◆ **Given data**:
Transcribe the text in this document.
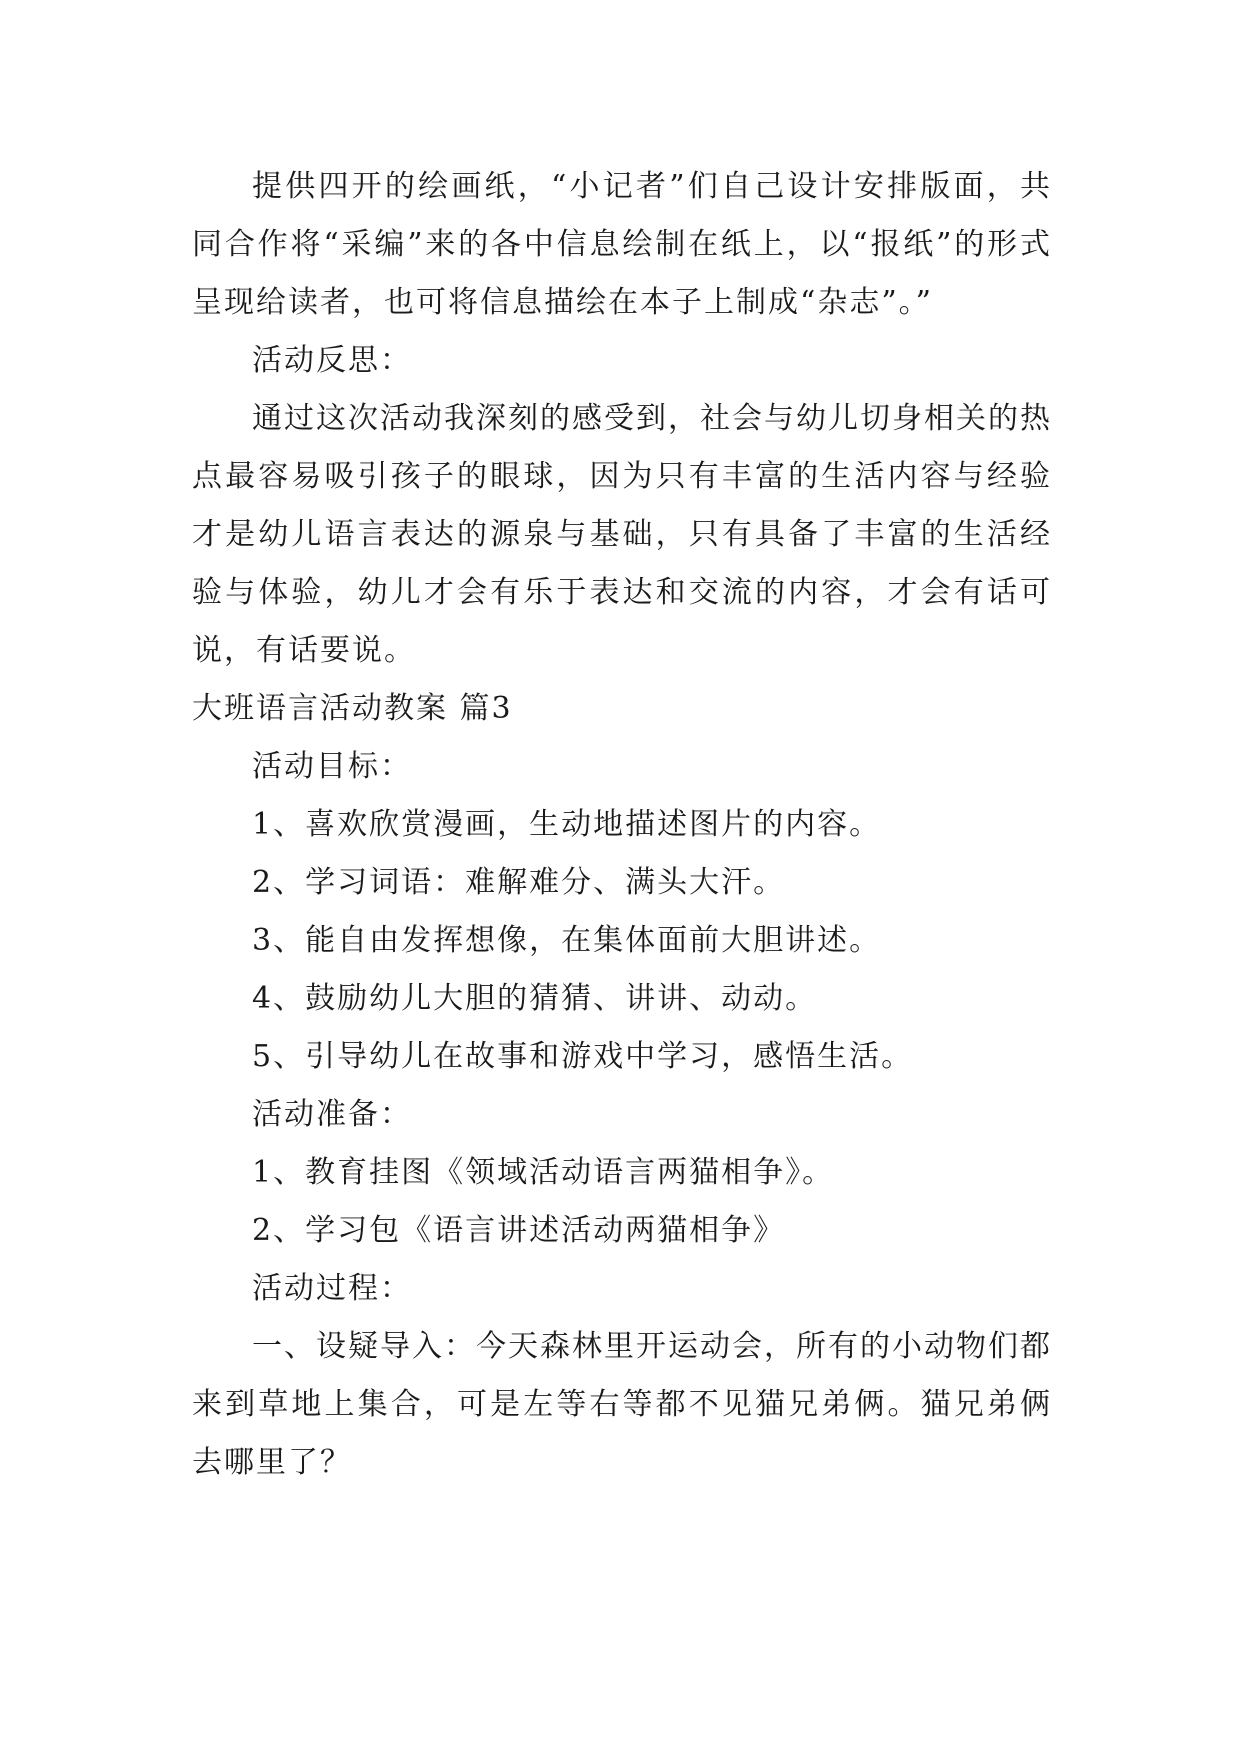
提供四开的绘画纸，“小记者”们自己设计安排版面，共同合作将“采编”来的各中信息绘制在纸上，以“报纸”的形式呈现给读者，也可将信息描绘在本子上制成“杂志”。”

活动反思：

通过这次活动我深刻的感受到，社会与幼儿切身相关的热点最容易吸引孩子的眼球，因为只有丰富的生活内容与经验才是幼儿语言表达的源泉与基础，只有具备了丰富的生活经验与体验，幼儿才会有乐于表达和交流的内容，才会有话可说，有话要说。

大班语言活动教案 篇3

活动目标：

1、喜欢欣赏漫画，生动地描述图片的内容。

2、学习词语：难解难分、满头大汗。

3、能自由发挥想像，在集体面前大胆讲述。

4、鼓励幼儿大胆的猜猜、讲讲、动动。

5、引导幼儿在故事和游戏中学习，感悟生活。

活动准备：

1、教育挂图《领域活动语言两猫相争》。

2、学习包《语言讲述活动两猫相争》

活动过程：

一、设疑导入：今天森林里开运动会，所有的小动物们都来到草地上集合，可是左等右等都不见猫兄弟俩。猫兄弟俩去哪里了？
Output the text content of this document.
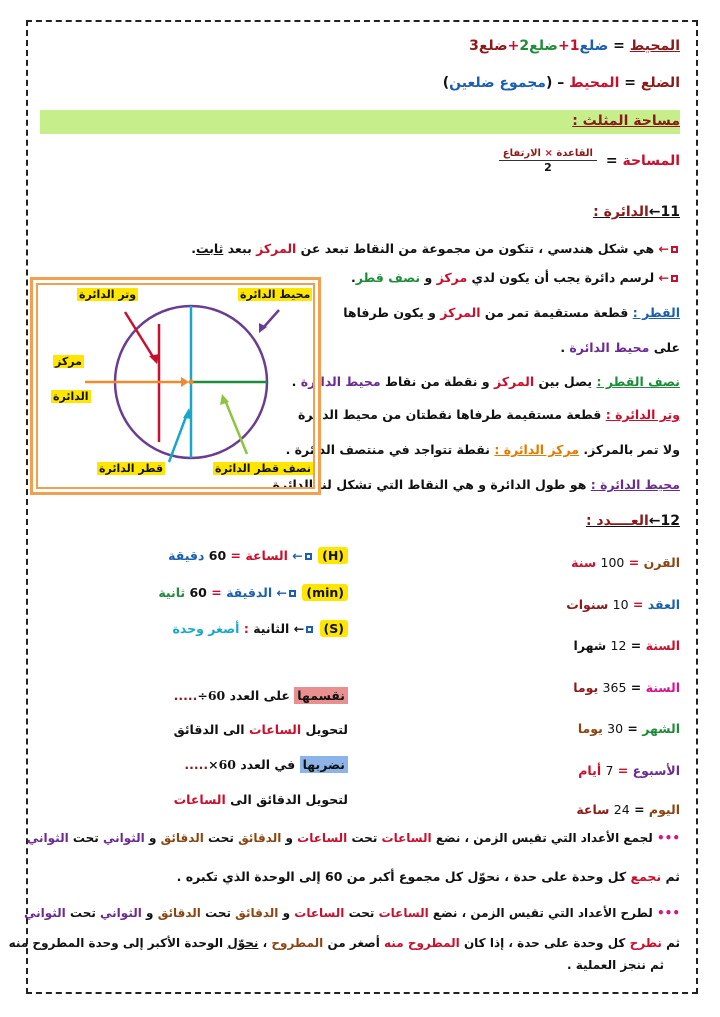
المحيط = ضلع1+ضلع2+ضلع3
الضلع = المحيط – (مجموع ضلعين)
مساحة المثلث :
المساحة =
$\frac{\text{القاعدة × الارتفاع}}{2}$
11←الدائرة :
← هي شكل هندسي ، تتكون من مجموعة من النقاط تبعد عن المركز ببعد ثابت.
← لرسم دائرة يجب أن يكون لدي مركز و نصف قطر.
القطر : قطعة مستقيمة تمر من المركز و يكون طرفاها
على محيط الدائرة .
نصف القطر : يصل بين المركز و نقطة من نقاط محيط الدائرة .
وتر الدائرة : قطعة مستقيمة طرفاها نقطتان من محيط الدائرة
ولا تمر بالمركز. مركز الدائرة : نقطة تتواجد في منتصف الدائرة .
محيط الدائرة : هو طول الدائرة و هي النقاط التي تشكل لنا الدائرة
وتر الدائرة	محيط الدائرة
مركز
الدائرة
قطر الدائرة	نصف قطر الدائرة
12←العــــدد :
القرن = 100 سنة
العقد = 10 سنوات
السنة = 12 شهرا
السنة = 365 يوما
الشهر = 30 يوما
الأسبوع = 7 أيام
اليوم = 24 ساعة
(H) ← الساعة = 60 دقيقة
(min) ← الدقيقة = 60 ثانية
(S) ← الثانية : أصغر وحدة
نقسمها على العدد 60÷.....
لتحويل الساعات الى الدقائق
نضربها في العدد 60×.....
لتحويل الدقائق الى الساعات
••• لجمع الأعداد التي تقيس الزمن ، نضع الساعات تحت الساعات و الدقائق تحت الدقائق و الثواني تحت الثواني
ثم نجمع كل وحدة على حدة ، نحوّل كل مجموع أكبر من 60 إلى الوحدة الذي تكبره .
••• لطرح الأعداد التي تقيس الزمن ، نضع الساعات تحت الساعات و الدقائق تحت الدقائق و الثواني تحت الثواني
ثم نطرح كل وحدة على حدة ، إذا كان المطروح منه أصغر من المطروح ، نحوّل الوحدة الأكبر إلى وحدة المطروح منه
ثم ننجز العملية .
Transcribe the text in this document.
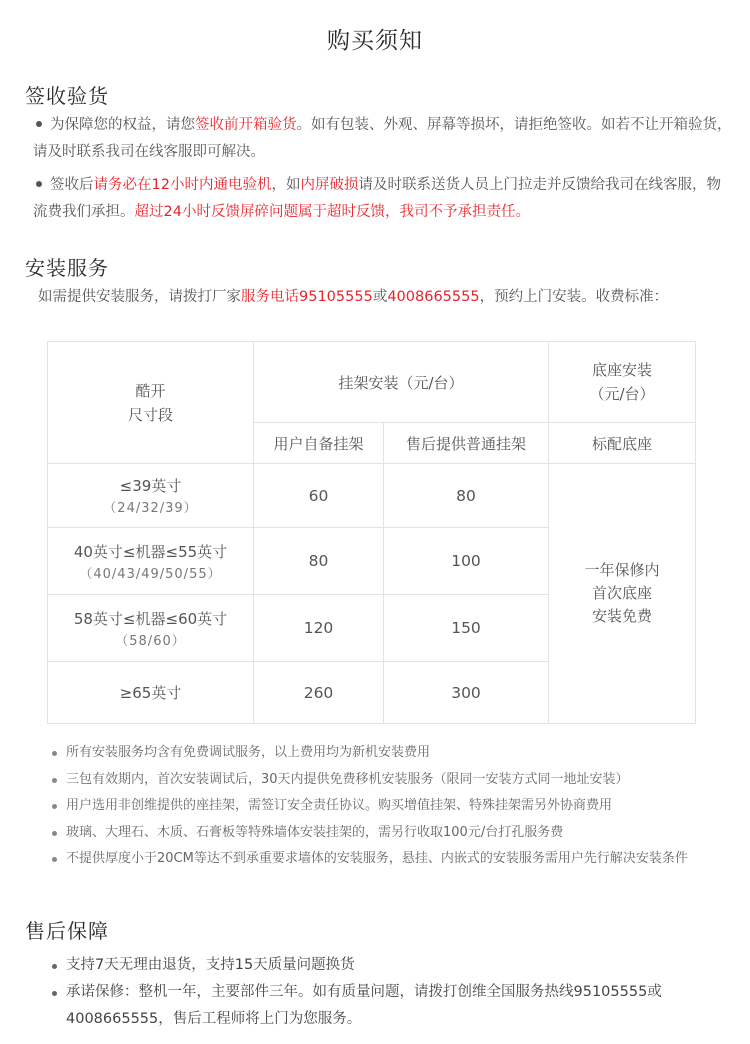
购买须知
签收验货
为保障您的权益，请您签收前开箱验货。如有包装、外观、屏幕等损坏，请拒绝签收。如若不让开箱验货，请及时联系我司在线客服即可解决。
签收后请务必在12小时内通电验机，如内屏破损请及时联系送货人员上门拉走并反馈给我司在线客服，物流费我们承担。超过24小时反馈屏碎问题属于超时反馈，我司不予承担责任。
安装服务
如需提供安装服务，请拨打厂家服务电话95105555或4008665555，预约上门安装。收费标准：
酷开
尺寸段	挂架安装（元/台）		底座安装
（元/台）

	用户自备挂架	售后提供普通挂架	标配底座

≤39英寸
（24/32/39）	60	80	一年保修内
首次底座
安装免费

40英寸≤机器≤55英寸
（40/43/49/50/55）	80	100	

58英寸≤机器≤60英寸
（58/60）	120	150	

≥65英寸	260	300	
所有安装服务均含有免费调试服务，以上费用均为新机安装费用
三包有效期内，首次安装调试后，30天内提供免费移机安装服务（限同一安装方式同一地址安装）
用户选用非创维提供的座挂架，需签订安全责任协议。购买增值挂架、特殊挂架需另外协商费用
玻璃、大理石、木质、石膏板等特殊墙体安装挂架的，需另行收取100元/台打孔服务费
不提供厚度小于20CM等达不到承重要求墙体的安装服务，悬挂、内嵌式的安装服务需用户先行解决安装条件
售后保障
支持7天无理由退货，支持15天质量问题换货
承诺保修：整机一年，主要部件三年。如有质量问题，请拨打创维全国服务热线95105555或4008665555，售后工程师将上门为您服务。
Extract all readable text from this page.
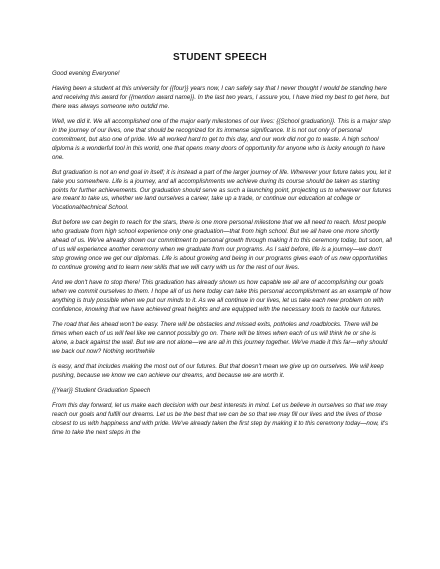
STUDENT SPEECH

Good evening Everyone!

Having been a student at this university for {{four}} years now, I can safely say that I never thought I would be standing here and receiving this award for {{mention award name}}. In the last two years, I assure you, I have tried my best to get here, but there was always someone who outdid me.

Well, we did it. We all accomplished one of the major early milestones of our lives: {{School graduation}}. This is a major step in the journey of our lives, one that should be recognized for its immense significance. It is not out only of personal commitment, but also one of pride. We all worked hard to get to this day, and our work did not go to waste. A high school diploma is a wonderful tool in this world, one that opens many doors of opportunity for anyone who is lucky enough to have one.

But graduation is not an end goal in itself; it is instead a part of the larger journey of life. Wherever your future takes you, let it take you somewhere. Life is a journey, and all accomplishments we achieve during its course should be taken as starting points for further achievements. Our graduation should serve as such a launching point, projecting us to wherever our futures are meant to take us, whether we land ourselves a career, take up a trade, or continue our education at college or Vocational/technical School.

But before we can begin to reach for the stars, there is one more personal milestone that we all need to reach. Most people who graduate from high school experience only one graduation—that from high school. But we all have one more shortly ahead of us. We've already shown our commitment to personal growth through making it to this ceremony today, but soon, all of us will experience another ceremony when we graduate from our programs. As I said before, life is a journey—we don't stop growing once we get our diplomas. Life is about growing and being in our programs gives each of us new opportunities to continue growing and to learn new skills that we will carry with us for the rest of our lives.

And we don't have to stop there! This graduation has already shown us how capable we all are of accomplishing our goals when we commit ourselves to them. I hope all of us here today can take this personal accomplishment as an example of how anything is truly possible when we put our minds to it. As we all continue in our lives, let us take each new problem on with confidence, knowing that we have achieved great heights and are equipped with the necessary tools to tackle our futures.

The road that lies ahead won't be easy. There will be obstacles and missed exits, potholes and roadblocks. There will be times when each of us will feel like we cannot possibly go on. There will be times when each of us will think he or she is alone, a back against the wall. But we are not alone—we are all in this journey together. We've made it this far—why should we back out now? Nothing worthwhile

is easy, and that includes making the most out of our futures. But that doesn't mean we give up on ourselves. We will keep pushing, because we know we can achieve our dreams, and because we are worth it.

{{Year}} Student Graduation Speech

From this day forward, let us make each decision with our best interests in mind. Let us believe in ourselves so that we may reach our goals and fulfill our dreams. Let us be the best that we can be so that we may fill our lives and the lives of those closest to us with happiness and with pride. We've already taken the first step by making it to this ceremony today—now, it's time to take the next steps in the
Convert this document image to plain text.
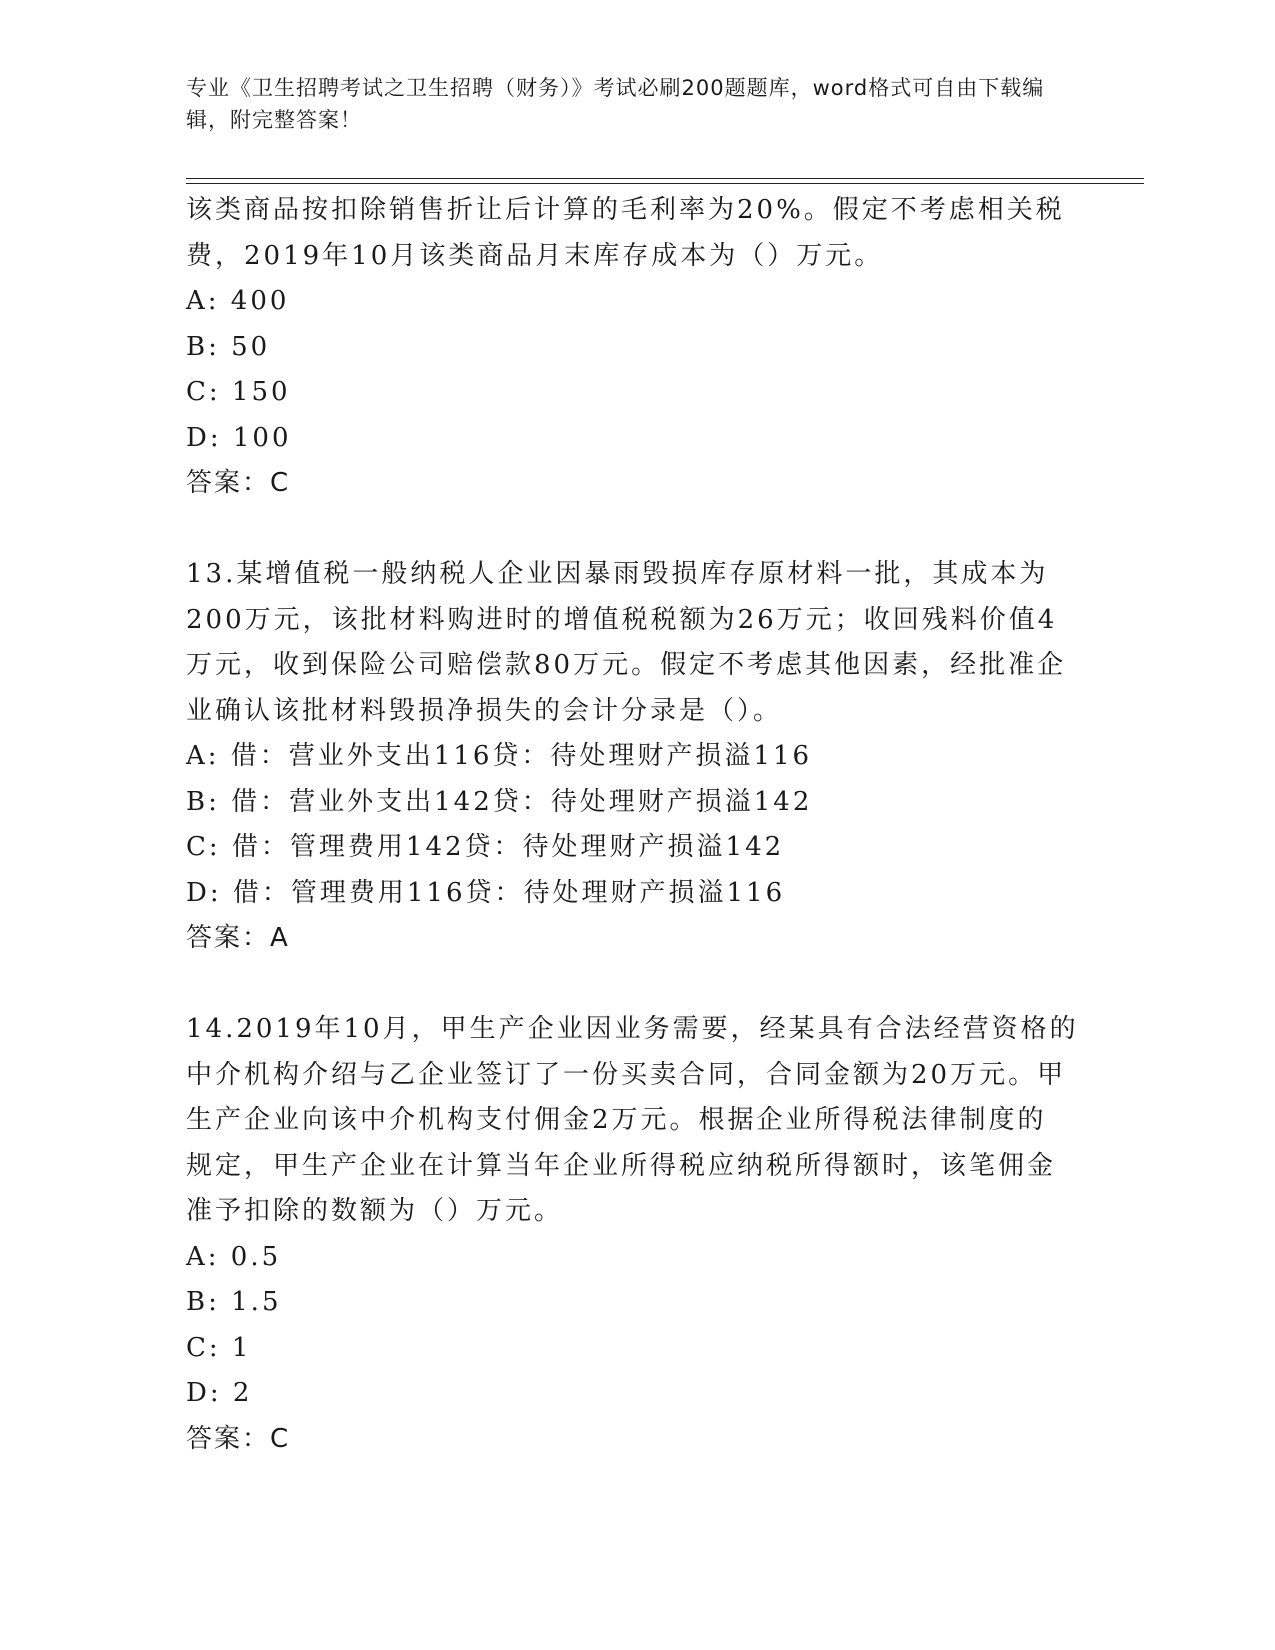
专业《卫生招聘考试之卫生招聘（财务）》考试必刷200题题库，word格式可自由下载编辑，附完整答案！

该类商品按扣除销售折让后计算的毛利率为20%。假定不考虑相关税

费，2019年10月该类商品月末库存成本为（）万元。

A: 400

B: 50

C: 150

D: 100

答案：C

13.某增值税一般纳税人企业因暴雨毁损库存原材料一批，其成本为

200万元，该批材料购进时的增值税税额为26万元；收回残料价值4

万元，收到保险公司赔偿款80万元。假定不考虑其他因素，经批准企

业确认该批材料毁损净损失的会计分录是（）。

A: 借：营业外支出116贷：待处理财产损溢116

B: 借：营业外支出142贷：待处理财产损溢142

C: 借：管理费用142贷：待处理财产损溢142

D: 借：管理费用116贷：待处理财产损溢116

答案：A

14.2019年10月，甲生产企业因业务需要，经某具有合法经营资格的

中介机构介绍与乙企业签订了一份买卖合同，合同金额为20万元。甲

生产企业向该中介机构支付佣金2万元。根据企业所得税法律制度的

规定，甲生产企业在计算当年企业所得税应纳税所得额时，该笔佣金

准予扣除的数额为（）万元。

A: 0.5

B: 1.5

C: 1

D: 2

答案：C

◆ **Problem requirements**: Return the lines of the records that include the string "القطر".

◆ **Task output**:
القطر : قطعة مستقيمة تمر من المركز و يكون طرفاها
نصف القطر : يصل بين المركز و نقطة من نقاط محيط الدائرة .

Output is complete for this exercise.